**Aangeleverde tekst**.
---

Tussen al dat festivalgedruis, waar menig genotsmiddel uiteraard door weinigen geschuwd wordt, is ook een zwarte tent met de naam Echo te vinden. Deze geheimzinnige zwarte doos is de plek voor diepgang op dit festival dat je laat duizelen van de indrukken. Diepgang? Ja, ja. Lowlands heeft zelfs (sinds 2012) een speciale filosofie programmering. Elke dag organiseert The School of Life hier verschillende lezingen van uiteenlopende sprekers. Hier komen zowel mensen samen die net fris gedoucht zijn en de dag willen beginnen met wat hersengymnastiek als mensen die net hun tiende biertje achteroverslaan en nog niet hebben ontbeten (omdat ze misselijk waren door de kater van gisteren). En dat is het mooie: in de Echo doet het er niet toe. Iedereen is welkom, zolang je maar met een open houding deelneemt. En als je in slaap valt omdat je vannacht niet geslapen hebt is dat ook niet erg. Maar de meeste lezingen zullen je daartoe niet verleiden: ze zijn natuurlijk wel aangepast aan de gemiddelde toehoorder op een festival en dus verre van slaapverwekkend.

---

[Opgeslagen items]
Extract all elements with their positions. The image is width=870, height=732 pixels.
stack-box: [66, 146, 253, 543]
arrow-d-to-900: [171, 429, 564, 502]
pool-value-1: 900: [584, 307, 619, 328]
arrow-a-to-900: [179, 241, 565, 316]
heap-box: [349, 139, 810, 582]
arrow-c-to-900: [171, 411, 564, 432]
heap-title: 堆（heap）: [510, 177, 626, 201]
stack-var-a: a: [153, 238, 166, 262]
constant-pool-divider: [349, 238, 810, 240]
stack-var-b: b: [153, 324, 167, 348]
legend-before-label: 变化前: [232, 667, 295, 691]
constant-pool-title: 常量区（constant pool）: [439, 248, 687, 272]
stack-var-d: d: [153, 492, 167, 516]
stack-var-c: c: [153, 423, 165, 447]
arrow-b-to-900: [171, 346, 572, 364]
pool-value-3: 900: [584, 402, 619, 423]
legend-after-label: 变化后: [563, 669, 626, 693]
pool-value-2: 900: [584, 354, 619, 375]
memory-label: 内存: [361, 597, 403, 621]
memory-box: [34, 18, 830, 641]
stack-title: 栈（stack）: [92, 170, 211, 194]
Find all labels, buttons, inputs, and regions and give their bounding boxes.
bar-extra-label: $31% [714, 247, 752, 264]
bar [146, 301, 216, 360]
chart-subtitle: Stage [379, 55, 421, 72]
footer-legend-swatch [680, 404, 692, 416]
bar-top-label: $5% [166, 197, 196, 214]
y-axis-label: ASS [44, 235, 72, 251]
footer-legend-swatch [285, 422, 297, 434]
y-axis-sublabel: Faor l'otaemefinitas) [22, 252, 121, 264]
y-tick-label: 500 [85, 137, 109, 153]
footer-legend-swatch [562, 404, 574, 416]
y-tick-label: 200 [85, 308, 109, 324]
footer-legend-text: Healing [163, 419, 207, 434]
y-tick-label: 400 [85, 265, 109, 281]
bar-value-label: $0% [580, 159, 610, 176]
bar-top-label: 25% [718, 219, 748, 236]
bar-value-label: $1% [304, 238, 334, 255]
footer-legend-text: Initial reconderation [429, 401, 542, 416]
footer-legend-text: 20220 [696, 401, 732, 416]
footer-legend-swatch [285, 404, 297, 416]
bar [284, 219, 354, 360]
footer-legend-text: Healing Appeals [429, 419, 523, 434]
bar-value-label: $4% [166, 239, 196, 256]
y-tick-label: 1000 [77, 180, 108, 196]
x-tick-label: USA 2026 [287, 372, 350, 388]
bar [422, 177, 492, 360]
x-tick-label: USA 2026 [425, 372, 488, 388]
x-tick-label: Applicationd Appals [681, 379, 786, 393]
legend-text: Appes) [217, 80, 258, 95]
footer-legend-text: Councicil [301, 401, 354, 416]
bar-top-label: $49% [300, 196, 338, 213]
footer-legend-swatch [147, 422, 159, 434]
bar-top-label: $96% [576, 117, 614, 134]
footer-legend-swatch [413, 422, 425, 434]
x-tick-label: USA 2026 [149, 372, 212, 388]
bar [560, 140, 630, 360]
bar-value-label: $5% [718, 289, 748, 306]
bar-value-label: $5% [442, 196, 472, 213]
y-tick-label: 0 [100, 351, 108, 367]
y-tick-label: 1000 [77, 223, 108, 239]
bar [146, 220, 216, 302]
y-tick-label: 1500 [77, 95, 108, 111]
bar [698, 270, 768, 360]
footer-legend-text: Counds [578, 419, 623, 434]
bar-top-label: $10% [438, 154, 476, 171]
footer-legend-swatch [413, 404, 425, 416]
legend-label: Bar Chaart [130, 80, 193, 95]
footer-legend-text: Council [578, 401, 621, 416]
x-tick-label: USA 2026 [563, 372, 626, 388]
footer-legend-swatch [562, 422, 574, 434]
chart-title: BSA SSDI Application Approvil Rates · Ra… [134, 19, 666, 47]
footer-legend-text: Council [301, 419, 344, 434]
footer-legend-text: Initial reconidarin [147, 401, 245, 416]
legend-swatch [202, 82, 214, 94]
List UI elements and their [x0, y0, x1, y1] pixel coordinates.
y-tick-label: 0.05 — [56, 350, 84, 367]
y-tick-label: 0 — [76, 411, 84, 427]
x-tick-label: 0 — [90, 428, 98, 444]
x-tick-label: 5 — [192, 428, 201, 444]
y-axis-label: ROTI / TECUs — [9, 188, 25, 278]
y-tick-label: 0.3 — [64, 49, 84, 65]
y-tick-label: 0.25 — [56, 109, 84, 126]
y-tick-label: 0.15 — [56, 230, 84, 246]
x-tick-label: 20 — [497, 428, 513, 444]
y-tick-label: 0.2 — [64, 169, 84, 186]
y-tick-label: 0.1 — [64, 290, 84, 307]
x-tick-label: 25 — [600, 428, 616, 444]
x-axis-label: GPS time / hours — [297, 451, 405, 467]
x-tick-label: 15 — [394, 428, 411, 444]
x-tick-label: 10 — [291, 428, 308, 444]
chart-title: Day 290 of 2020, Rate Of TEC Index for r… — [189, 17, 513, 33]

---

**Opdracht A**. Klopt elk van deze beweringen volgens de tekst over de Echo-tent op Lowlands? (i) Lowlands heeft sinds 2012 een filosofieprogramma. (ii) In de Echo zijn alleen bezoekers welkom die net gedoucht hebben. (iii) De lezingen in de Echo worden één keer per week gehouden. Antwoord per bewering met ja of nee en citeer de woorden uit de tekst die de doorslag geven.
**Opdracht B**. Schrijf het volgende stuk van de tekst over de Echo-tent op Lowlands, te beginnen na de laatste zin.
De rijen zijn afkomstig uit een andere bron.

**Antwoord A**.
(i) Ja: "Lowlands heeft zelfs (sinds 2012) een speciale filosofie programmering."
(ii) Nee: "Iedereen is welkom, zolang je maar met een open houding deelneemt."
(iii) Nee: "Elke dag organiseert The School of Life hier verschillende lezingen van uiteenlopende sprekers."

**Antwoord B**.
Filosofie voor het dagelijks leven

Wat voor diepgang is er dan zoal te vinden op dit festival vol mogelijkheden? The School of Life richt zich voornamelijk op wat we praktische filosofie kunnen noemen. Daarbij heb je aan de ene kant een richting die meer doet denken aan zelfhulpfilosofie voor het individu. Praktische tips om minder stress en zorgen te ervaren alom. Dat dit vaak meer psychologie of gedragswetenschappelijk is doet er niet toe. De lezing van Wouter de Jong (bij het grote publiek bekend als acteur van GTST) – getiteld ‘Proteïneshake voor je hersenen’ – is hier een voorbeeld van. Van begin tot eind vermakelijk en grappig. De inhoud is wat verder te zoeken. Maar daar is het ook niet om te doen. De volledige zaal, van maar liefst 700 mensen, reageert goed op de publieksparticipatie-oefeningen en doet enthousiast mee. Wanneer er glowsticks worden uitgedeeld en de lichten even uitgaan zwaait iedereen met het lichtgevende staafje in het rond alsof hij in de Bravo bij een techno-dj staat los te gaan. Je verlaat met een positief en vrolijk gevoel de zaal, om met hernieuwde energie het festivalgedruis weer in te duiken.


Glowsticks tijdens de lezing van Wouter de Jong. Foto: ‘De Jongens van Lucht’.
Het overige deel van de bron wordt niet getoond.